[Written instruction] Determine which lines contain the word "Launches", then copy those lines.

─── Listing

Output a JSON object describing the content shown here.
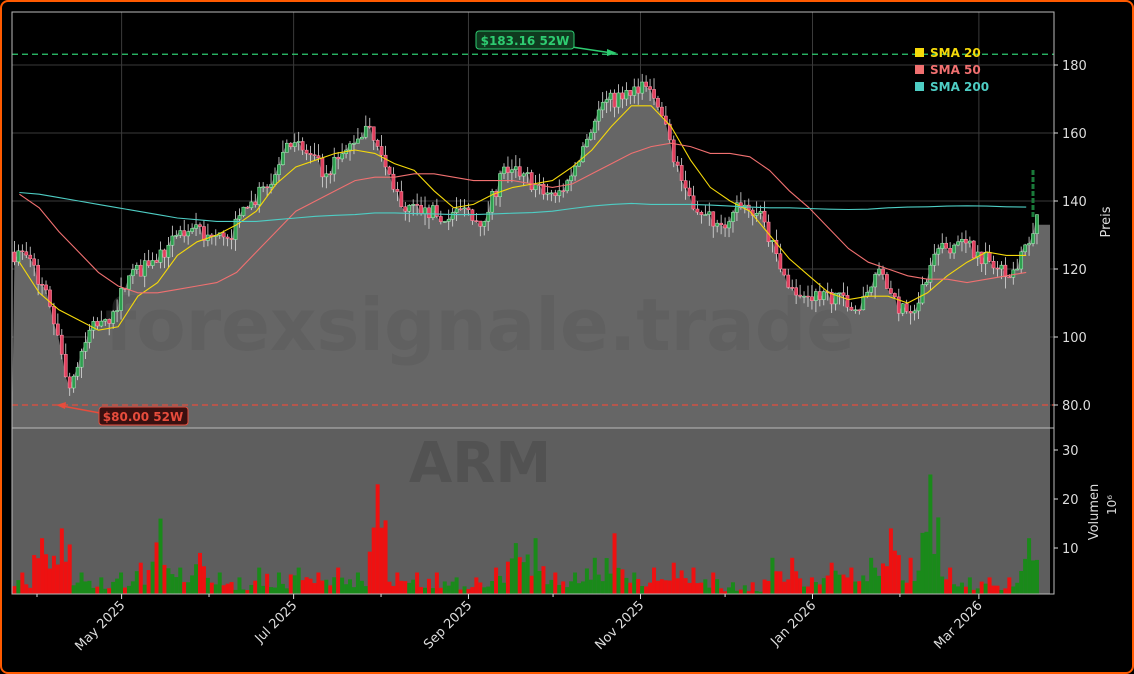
{
  "chart_data": [
    {
      "type": "candlestick",
      "ticker": "ARM",
      "watermark": "forexsignale.trade",
      "ylabel": "Preis",
      "ylim": [
        73,
        196
      ],
      "yticks": [
        80,
        100,
        120,
        140,
        160,
        180
      ],
      "ytick_labels": [
        "80.0",
        "100",
        "120",
        "140",
        "160",
        "180"
      ],
      "grid": true,
      "colors": {
        "up": "#2e9e4f",
        "down": "#e0405e",
        "area": "#666666",
        "high_line": "#2ecc71",
        "low_line": "#e74c3c"
      },
      "weekly_dates": [
        "2025-03-24",
        "2025-03-31",
        "2025-04-07",
        "2025-04-14",
        "2025-04-21",
        "2025-04-28",
        "2025-05-05",
        "2025-05-12",
        "2025-05-19",
        "2025-05-26",
        "2025-06-02",
        "2025-06-09",
        "2025-06-16",
        "2025-06-23",
        "2025-06-30",
        "2025-07-07",
        "2025-07-14",
        "2025-07-21",
        "2025-07-28",
        "2025-08-04",
        "2025-08-11",
        "2025-08-18",
        "2025-08-25",
        "2025-09-01",
        "2025-09-08",
        "2025-09-15",
        "2025-09-22",
        "2025-09-29",
        "2025-10-06",
        "2025-10-13",
        "2025-10-20",
        "2025-10-27",
        "2025-11-03",
        "2025-11-10",
        "2025-11-17",
        "2025-11-24",
        "2025-12-01",
        "2025-12-08",
        "2025-12-15",
        "2025-12-22",
        "2025-12-29",
        "2026-01-05",
        "2026-01-12",
        "2026-01-19",
        "2026-01-26",
        "2026-02-02",
        "2026-02-09",
        "2026-02-16",
        "2026-02-23",
        "2026-03-02",
        "2026-03-09",
        "2026-03-16"
      ],
      "close": [
        123,
        109,
        85,
        102,
        104,
        118,
        121,
        127,
        131,
        130,
        129,
        138,
        144,
        157,
        154,
        148,
        155,
        162,
        150,
        137,
        138,
        134,
        138,
        134,
        150,
        148,
        142,
        143,
        156,
        169,
        170,
        175,
        165,
        146,
        136,
        133,
        138,
        137,
        120,
        112,
        111,
        113,
        108,
        120,
        107,
        110,
        126,
        128,
        125,
        120,
        120,
        136
      ],
      "series": [
        {
          "name": "SMA 20",
          "color": "#f5d90a",
          "values": [
            122,
            113,
            108,
            105,
            102,
            103,
            112,
            116,
            124,
            128,
            130,
            133,
            137,
            145,
            150,
            152,
            154,
            155,
            154,
            151,
            149,
            143,
            138,
            139,
            142,
            144,
            145,
            146,
            150,
            155,
            162,
            168,
            168,
            162,
            152,
            144,
            140,
            137,
            130,
            123,
            118,
            113,
            111,
            112,
            112,
            110,
            113,
            118,
            122,
            125,
            124,
            124
          ]
        },
        {
          "name": "SMA 50",
          "color": "#f07070",
          "values": [
            142,
            138,
            131,
            125,
            119,
            115,
            113,
            113,
            114,
            115,
            116,
            119,
            125,
            131,
            137,
            140,
            143,
            146,
            147,
            147,
            148,
            148,
            147,
            146,
            146,
            146,
            145,
            144,
            145,
            148,
            151,
            154,
            156,
            157,
            156,
            154,
            154,
            153,
            149,
            143,
            138,
            132,
            126,
            122,
            120,
            118,
            117,
            117,
            116,
            117,
            118,
            119
          ]
        },
        {
          "name": "SMA 200",
          "color": "#4ecdc4",
          "values": [
            142.5,
            142,
            141,
            140,
            139,
            138,
            137,
            136,
            135,
            134.5,
            134,
            134,
            134,
            134.5,
            135,
            135.5,
            135.8,
            136,
            136.5,
            136.5,
            136.3,
            136.2,
            136,
            136,
            136.2,
            136.4,
            136.6,
            137,
            137.8,
            138.5,
            139,
            139.3,
            139,
            139,
            139,
            138.8,
            138.5,
            138.2,
            138,
            138,
            137.8,
            137.6,
            137.5,
            137.6,
            138,
            138.2,
            138.3,
            138.5,
            138.6,
            138.5,
            138.3,
            138.2
          ]
        }
      ],
      "annotations": [
        {
          "label": "$183.16 52W",
          "value": 183.16,
          "color": "#2ecc71"
        },
        {
          "label": "$80.00 52W",
          "value": 80.0,
          "color": "#e74c3c"
        }
      ],
      "legend": {
        "placement": "top-right",
        "entries": [
          "SMA 20",
          "SMA 50",
          "SMA 200"
        ]
      }
    },
    {
      "type": "bar",
      "ylabel": "Volumen",
      "yunit": "10⁶",
      "ylim": [
        0.6,
        30.5
      ],
      "yticks": [
        10,
        20,
        30
      ],
      "ytick_labels": [
        "10",
        "20",
        "30"
      ],
      "weekly_peak_volume": [
        5,
        12,
        14,
        5,
        4,
        5,
        7,
        16,
        6,
        9,
        5,
        4,
        6,
        5,
        6,
        5,
        6,
        5,
        23,
        5,
        5,
        5,
        4,
        4,
        6,
        11,
        12,
        5,
        5,
        8,
        13,
        5,
        6,
        7,
        6,
        5,
        3,
        3,
        8,
        8,
        4,
        7,
        6,
        8,
        14,
        8,
        25,
        6,
        4,
        4,
        4,
        12
      ]
    }
  ],
  "xaxis": {
    "ticks": [
      {
        "date": "2025-05-01",
        "label": "May 2025"
      },
      {
        "date": "2025-07-01",
        "label": "Jul 2025"
      },
      {
        "date": "2025-09-01",
        "label": "Sep 2025"
      },
      {
        "date": "2025-11-01",
        "label": "Nov 2025"
      },
      {
        "date": "2026-01-01",
        "label": "Jan 2026"
      },
      {
        "date": "2026-03-01",
        "label": "Mar 2026"
      }
    ],
    "minor_ticks": [
      "2025-04-01",
      "2025-06-01",
      "2025-08-01",
      "2025-10-01",
      "2025-12-01",
      "2026-02-01"
    ]
  }
}
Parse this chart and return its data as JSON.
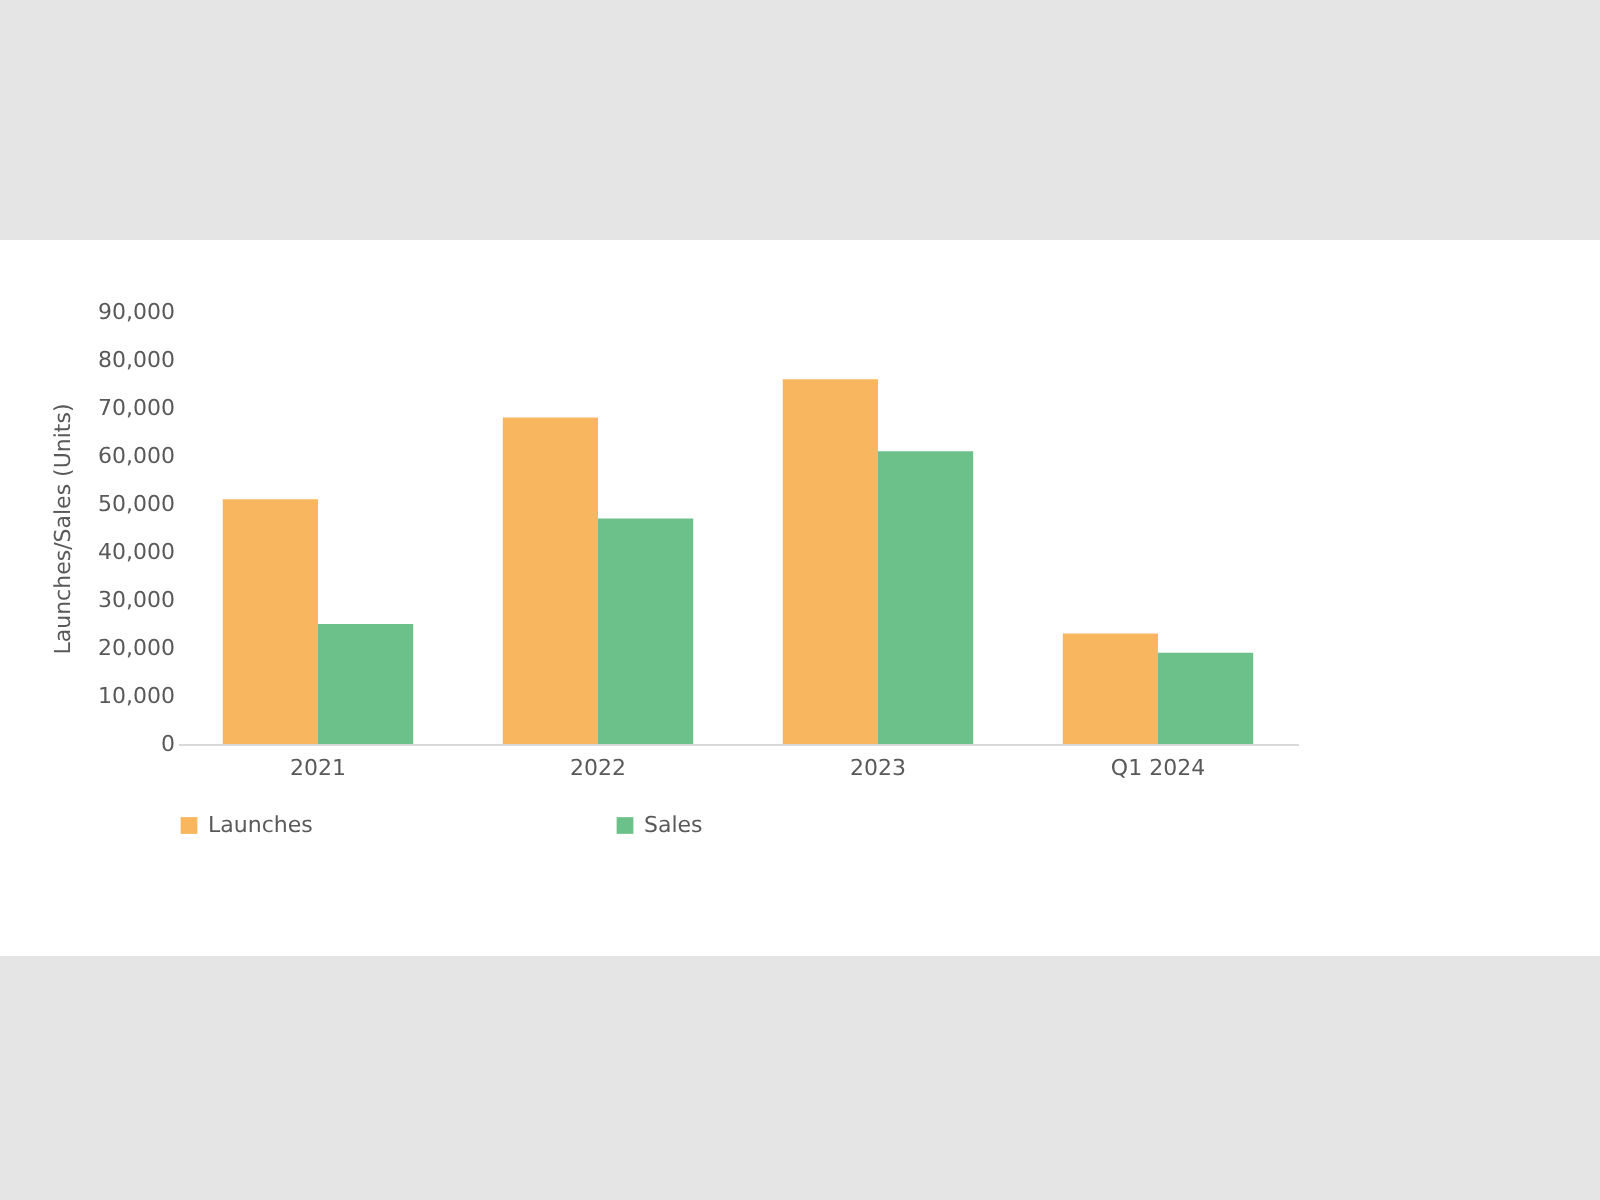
{
  "chart_data": {
    "type": "bar",
    "ylabel": "Launches/Sales (Units)",
    "categories": [
      "2021",
      "2022",
      "2023",
      "Q1 2024"
    ],
    "series": [
      {
        "name": "Launches",
        "color": "#f8b75e",
        "values": [
          51000,
          68000,
          76000,
          23000
        ]
      },
      {
        "name": "Sales",
        "color": "#6cc08a",
        "values": [
          25000,
          47000,
          61000,
          19000
        ]
      }
    ],
    "ylim": [
      0,
      90000
    ],
    "yticks": [
      0,
      {
        "value": 10000,
        "label": "10,000"
      },
      {
        "value": 20000,
        "label": "20,000"
      },
      {
        "value": 30000,
        "label": "30,000"
      },
      {
        "value": 40000,
        "label": "40,000"
      },
      {
        "value": 50000,
        "label": "50,000"
      },
      {
        "value": 60000,
        "label": "60,000"
      },
      {
        "value": 70000,
        "label": "70,000"
      },
      {
        "value": 80000,
        "label": "80,000"
      },
      {
        "value": 90000,
        "label": "90,000"
      }
    ],
    "grid": false,
    "legend": "bottom"
  }
}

──────

[Answer to the exercise]
    "ylabel": "Launches/Sales (Units)",
        "name": "Launches",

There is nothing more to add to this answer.